**STATED PROBLEM:** Scan the material below for the string "data", and copy every line where it shows up.

[Stored items from a collection]
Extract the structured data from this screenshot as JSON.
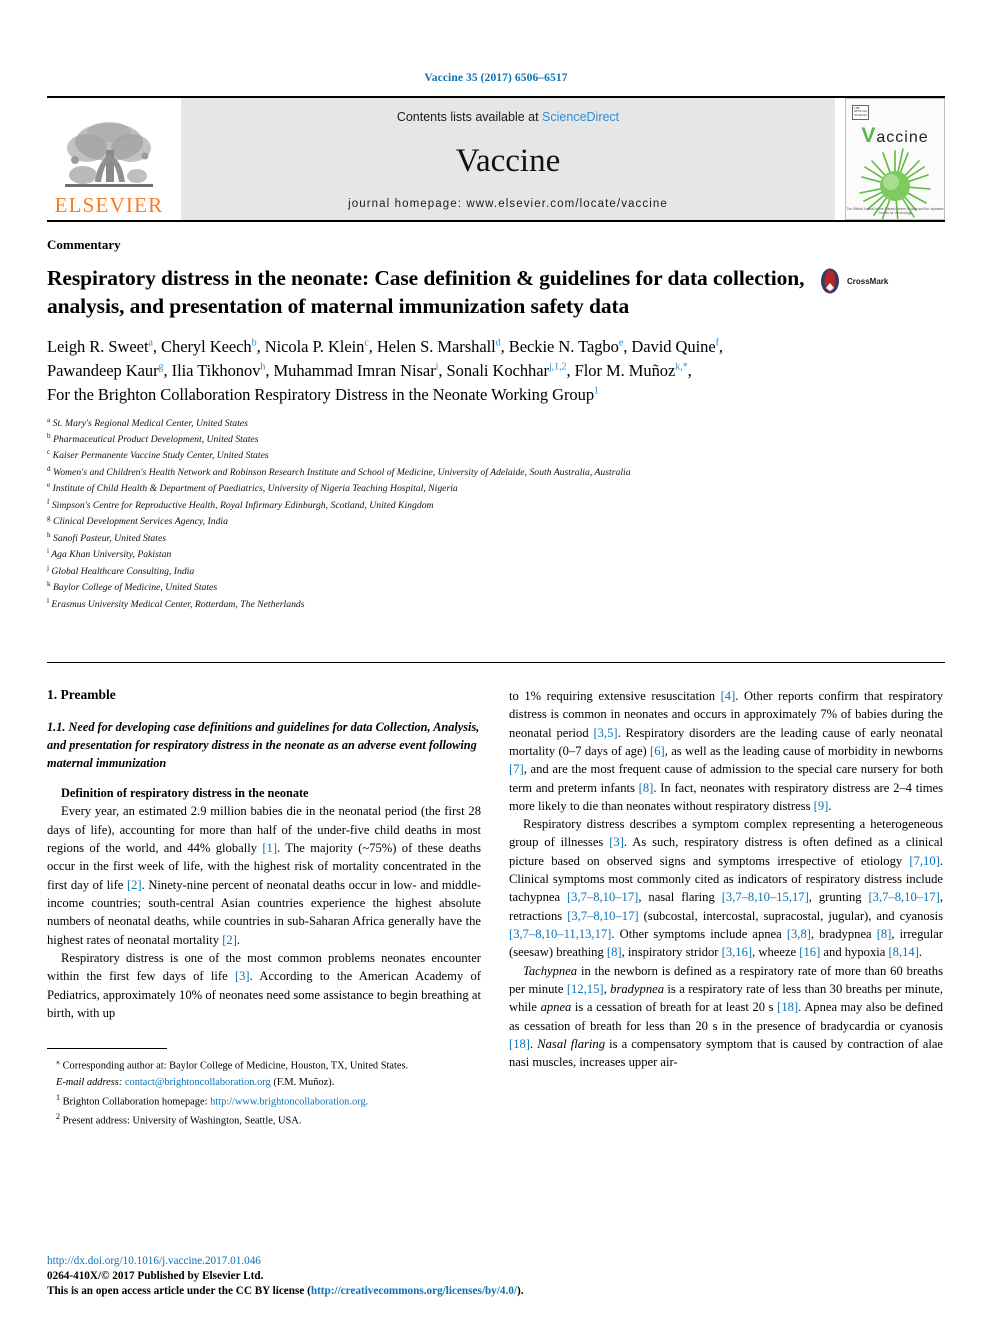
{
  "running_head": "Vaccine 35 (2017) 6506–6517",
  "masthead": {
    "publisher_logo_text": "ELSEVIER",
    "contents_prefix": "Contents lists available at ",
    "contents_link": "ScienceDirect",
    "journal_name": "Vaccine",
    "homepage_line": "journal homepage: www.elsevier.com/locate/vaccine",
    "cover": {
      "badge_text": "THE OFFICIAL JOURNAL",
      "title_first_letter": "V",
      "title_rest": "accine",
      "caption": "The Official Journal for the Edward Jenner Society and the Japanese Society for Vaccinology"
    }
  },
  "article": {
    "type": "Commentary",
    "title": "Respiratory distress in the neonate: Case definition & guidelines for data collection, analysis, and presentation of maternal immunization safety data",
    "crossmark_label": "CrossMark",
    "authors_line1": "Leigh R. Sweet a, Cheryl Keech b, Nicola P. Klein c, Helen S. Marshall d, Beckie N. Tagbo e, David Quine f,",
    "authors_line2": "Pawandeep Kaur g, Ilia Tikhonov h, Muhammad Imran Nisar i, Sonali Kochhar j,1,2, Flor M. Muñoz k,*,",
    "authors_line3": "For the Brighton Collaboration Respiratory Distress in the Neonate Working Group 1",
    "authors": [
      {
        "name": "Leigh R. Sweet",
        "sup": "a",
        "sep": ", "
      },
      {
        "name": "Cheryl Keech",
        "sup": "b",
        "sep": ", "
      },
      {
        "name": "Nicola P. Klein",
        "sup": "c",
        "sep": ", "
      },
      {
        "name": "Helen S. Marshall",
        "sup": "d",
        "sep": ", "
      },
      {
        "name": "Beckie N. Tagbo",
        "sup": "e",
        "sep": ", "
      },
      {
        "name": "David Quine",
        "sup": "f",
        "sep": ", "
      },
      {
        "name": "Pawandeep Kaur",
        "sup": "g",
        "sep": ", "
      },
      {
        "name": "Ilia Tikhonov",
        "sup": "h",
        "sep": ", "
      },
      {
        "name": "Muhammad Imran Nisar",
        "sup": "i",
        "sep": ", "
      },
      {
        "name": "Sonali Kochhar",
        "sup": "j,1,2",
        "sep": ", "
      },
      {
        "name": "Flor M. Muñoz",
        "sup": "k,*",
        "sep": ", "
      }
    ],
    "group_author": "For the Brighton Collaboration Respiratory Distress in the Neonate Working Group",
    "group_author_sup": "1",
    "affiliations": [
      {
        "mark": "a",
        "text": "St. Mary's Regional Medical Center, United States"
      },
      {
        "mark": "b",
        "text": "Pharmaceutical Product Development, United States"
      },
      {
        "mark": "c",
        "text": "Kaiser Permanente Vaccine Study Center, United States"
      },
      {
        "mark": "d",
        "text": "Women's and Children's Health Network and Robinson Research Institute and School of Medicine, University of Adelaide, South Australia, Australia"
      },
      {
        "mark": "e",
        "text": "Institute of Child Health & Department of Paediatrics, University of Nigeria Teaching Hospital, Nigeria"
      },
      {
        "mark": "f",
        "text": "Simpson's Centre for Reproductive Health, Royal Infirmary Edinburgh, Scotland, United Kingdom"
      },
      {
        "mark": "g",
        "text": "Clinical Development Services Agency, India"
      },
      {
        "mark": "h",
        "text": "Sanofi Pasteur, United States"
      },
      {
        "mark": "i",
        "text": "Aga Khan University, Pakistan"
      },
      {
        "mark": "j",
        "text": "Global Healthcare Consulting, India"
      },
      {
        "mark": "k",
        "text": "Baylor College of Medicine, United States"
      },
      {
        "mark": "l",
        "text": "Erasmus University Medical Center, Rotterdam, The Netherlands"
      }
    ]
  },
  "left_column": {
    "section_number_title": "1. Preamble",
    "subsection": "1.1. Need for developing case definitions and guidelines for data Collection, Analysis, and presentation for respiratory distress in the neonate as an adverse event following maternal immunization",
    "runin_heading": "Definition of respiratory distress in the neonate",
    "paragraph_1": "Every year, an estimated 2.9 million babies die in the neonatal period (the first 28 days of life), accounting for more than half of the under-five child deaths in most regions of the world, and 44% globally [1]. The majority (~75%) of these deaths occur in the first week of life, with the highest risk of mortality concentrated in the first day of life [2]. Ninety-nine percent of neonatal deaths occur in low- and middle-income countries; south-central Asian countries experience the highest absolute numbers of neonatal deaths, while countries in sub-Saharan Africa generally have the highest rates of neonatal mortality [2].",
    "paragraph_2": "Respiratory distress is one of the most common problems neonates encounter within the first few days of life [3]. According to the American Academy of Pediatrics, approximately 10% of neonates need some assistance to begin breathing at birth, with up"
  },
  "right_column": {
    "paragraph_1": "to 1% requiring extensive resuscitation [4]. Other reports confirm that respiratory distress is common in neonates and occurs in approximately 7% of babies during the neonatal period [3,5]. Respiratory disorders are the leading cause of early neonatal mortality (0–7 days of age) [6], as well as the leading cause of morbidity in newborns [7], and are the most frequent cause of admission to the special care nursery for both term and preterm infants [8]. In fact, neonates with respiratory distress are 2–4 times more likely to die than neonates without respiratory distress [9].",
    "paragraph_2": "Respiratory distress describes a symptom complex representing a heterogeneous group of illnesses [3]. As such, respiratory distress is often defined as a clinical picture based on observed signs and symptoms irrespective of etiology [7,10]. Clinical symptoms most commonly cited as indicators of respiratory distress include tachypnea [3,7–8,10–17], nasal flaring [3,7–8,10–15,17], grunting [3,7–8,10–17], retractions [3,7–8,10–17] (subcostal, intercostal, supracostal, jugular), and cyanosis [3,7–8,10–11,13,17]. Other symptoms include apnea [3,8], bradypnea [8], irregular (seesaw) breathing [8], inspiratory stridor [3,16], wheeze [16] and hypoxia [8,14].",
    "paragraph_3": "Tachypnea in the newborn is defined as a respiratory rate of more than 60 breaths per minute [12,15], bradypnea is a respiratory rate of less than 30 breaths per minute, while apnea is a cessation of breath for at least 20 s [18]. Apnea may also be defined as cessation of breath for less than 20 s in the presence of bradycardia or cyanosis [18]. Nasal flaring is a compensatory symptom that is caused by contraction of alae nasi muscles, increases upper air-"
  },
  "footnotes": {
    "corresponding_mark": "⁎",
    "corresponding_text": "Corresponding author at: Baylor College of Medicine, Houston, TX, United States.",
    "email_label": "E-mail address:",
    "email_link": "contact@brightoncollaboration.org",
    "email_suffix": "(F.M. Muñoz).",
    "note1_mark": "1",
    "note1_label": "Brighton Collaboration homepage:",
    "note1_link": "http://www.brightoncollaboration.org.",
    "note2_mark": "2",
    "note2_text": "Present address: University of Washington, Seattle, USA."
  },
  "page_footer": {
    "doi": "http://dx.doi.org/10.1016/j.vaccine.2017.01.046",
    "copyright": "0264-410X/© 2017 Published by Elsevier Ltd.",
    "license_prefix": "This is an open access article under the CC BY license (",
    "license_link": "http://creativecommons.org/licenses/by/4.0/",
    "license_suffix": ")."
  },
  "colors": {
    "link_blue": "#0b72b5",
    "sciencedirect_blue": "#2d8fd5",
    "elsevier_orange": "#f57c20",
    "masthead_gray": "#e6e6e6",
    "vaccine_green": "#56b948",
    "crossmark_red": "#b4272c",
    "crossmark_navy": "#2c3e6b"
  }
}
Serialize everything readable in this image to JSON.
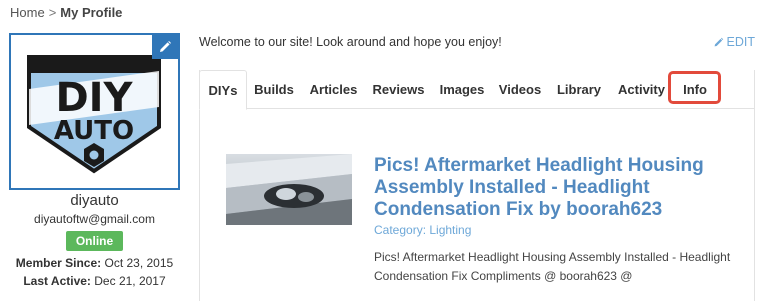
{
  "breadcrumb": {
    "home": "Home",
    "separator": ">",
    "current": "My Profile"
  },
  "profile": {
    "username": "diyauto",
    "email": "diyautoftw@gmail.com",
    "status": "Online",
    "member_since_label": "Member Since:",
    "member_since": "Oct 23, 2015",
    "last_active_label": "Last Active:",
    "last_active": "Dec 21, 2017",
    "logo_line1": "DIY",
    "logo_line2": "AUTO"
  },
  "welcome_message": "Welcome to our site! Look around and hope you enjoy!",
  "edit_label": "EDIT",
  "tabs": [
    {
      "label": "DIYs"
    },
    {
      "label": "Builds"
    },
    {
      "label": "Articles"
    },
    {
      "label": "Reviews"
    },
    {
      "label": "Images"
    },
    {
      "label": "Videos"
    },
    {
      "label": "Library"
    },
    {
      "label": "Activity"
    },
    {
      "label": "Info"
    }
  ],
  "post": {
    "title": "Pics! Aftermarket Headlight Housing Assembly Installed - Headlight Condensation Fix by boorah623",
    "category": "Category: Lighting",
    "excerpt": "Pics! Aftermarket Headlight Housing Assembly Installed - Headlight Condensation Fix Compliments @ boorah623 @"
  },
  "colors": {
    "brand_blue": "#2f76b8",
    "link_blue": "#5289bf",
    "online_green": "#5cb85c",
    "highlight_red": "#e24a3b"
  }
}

**SOLVED EXERCISE:**
Extract the structured data from this screenshot as JSON.
    "title": "Respiratory distress in the neonate: Case definition & guidelines for data collection, analysis, and presentation of maternal immunization safety data",
    "subsection": "1.1. Need for developing case definitions and guidelines for data Collection, Analysis, and presentation for respiratory distress in the neonate as an adverse event following maternal immunization",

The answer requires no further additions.